» Rows from a dataset:
■ ■ ■ ■ ■

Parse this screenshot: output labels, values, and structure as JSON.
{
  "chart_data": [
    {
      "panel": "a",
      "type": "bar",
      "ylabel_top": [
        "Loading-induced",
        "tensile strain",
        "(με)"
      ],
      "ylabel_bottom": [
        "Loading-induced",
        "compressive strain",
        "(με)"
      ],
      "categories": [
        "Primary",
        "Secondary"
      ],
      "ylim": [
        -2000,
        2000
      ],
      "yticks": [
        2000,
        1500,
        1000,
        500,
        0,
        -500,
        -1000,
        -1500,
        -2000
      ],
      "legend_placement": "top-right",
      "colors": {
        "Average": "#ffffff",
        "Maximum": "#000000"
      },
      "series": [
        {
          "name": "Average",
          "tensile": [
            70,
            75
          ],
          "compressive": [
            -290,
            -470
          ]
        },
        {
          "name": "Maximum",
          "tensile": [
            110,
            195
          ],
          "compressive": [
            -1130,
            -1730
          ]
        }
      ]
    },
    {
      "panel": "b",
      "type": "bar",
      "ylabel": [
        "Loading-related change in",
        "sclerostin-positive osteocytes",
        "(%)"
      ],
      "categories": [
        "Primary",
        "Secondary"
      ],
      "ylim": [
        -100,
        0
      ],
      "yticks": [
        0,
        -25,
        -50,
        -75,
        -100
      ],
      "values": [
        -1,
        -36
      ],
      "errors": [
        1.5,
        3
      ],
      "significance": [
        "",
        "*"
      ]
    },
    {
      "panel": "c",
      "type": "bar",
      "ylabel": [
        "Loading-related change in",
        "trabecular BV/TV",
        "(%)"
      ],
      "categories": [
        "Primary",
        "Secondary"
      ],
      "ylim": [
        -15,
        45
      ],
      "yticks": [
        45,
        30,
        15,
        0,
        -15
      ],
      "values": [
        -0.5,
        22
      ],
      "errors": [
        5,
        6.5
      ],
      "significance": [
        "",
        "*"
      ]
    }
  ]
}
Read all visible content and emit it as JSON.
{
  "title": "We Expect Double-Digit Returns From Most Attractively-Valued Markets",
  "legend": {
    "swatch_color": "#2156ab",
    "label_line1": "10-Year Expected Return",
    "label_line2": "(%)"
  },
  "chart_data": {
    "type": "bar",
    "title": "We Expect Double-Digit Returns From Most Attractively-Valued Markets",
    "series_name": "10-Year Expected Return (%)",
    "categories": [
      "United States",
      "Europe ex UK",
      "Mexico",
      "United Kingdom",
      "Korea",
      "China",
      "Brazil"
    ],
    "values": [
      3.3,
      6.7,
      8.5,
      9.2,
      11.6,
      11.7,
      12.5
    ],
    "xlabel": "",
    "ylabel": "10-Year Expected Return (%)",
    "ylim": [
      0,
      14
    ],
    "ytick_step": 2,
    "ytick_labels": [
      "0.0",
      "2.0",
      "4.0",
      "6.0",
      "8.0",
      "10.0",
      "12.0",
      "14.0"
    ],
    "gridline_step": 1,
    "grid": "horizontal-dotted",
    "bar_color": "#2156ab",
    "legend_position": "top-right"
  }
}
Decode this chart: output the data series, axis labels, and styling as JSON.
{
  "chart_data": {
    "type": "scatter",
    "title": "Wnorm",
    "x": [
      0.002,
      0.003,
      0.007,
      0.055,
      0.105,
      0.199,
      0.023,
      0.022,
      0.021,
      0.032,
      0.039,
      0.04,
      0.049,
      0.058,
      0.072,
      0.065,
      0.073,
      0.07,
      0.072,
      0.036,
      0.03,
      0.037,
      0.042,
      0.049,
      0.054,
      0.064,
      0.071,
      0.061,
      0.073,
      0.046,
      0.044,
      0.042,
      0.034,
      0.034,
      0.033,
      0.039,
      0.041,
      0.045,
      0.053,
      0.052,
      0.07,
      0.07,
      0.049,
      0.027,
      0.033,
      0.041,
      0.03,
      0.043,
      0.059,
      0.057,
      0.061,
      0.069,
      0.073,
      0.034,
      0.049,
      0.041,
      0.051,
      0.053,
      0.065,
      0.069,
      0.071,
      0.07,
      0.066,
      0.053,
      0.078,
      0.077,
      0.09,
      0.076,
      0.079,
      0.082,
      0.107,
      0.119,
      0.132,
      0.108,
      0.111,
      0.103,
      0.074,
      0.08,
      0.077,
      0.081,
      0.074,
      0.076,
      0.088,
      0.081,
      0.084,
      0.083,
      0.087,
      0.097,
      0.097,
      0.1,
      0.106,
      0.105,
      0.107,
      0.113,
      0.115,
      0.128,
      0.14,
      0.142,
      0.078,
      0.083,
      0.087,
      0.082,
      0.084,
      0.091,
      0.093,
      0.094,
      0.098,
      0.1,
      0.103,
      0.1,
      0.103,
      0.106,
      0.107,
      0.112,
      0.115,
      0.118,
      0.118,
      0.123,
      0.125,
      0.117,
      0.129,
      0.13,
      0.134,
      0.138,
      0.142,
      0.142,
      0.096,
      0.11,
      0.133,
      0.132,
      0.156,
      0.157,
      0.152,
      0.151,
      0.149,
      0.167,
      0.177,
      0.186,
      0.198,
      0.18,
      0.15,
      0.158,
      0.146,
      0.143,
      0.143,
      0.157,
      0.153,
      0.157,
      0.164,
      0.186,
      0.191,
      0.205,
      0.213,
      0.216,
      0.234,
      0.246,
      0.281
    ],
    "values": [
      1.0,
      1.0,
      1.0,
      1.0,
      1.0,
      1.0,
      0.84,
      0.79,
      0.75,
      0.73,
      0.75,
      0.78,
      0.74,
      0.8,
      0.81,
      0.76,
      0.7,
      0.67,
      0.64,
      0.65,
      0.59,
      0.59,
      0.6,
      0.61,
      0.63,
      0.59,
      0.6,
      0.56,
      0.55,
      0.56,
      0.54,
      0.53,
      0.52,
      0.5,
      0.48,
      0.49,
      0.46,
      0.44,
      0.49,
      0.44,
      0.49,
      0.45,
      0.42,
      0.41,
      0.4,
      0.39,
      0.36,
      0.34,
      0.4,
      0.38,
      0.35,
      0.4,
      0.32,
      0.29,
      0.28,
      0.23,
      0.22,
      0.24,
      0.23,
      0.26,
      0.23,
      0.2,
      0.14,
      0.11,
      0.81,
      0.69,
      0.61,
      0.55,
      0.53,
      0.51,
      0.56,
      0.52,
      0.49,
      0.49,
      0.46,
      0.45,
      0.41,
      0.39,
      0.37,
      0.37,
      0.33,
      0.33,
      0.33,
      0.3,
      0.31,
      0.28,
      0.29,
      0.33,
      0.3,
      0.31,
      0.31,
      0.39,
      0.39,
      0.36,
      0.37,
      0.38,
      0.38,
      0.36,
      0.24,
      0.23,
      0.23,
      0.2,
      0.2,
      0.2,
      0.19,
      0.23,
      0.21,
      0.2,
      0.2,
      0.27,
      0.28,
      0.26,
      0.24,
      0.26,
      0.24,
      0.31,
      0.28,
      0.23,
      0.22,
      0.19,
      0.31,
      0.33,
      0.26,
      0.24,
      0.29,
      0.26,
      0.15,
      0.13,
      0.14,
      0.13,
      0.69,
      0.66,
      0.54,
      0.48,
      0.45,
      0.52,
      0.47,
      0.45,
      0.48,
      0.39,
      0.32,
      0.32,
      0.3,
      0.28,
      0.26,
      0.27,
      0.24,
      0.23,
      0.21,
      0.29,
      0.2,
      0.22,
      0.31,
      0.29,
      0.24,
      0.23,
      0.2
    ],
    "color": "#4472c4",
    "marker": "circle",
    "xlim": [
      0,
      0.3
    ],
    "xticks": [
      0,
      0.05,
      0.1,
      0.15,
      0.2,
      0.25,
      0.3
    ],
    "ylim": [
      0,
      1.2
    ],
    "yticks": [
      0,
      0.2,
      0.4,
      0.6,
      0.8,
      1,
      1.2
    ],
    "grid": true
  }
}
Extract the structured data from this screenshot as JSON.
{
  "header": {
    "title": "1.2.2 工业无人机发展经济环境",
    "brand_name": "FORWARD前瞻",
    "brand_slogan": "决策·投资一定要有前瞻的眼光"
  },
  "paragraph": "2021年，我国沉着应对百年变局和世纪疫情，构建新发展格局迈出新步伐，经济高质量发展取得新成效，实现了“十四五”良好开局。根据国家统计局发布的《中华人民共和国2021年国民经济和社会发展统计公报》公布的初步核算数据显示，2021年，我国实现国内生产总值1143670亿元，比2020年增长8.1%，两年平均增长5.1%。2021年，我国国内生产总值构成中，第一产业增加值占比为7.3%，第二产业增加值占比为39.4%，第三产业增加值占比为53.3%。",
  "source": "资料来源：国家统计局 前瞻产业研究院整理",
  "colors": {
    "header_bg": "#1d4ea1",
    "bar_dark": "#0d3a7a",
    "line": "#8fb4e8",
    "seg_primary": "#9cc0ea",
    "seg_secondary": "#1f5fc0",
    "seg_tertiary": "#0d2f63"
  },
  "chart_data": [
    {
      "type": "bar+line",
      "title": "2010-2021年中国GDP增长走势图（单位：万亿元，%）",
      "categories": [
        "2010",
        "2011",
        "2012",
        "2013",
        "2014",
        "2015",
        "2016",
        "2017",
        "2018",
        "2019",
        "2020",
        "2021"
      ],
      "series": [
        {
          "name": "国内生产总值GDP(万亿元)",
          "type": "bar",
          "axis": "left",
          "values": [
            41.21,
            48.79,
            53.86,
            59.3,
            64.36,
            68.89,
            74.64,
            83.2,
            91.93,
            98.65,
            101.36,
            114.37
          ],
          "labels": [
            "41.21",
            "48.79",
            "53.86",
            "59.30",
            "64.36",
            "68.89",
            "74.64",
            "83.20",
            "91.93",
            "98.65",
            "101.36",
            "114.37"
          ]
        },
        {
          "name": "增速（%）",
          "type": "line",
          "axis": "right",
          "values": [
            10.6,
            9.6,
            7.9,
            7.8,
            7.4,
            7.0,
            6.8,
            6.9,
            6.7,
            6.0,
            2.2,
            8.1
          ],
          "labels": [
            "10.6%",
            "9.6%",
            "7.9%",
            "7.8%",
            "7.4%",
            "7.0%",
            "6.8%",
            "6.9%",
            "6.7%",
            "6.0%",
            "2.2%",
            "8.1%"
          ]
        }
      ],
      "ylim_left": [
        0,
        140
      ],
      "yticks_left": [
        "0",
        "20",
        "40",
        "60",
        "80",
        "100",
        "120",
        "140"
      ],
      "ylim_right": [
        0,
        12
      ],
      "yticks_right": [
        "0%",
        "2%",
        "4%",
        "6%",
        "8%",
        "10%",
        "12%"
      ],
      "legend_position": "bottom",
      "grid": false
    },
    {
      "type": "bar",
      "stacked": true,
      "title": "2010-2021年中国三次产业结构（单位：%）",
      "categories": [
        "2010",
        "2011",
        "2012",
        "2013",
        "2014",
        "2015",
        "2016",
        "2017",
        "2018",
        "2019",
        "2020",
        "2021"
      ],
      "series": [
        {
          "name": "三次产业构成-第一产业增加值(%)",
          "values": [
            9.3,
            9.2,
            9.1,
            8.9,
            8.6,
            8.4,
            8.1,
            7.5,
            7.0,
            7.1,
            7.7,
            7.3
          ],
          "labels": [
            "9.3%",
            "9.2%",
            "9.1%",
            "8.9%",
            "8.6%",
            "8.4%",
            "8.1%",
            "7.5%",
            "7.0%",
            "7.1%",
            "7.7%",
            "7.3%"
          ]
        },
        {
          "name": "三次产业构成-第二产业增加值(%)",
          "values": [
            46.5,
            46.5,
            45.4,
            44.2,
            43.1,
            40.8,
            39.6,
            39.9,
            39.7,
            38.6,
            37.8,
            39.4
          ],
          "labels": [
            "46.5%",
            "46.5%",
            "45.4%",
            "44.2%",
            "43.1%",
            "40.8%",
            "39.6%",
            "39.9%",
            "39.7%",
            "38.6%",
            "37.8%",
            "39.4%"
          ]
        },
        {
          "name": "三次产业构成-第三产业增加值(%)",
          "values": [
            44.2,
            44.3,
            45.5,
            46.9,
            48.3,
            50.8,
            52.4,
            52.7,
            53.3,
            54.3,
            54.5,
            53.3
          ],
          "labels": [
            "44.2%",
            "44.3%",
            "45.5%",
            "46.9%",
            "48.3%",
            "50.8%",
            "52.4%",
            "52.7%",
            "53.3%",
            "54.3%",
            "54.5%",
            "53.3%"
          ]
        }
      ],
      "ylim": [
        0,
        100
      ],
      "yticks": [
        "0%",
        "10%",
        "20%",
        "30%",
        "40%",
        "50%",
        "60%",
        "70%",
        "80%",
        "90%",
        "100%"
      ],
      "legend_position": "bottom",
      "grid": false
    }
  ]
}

■ ■ ■ ■ ■

» Required task:
Check each line of the records above for the string "Returns", and report every line that has it.

» Task result:
  "title": "We Expect Double-Digit Returns From Most Attractively-Valued Markets",
    "title": "We Expect Double-Digit Returns From Most Attractively-Valued Markets",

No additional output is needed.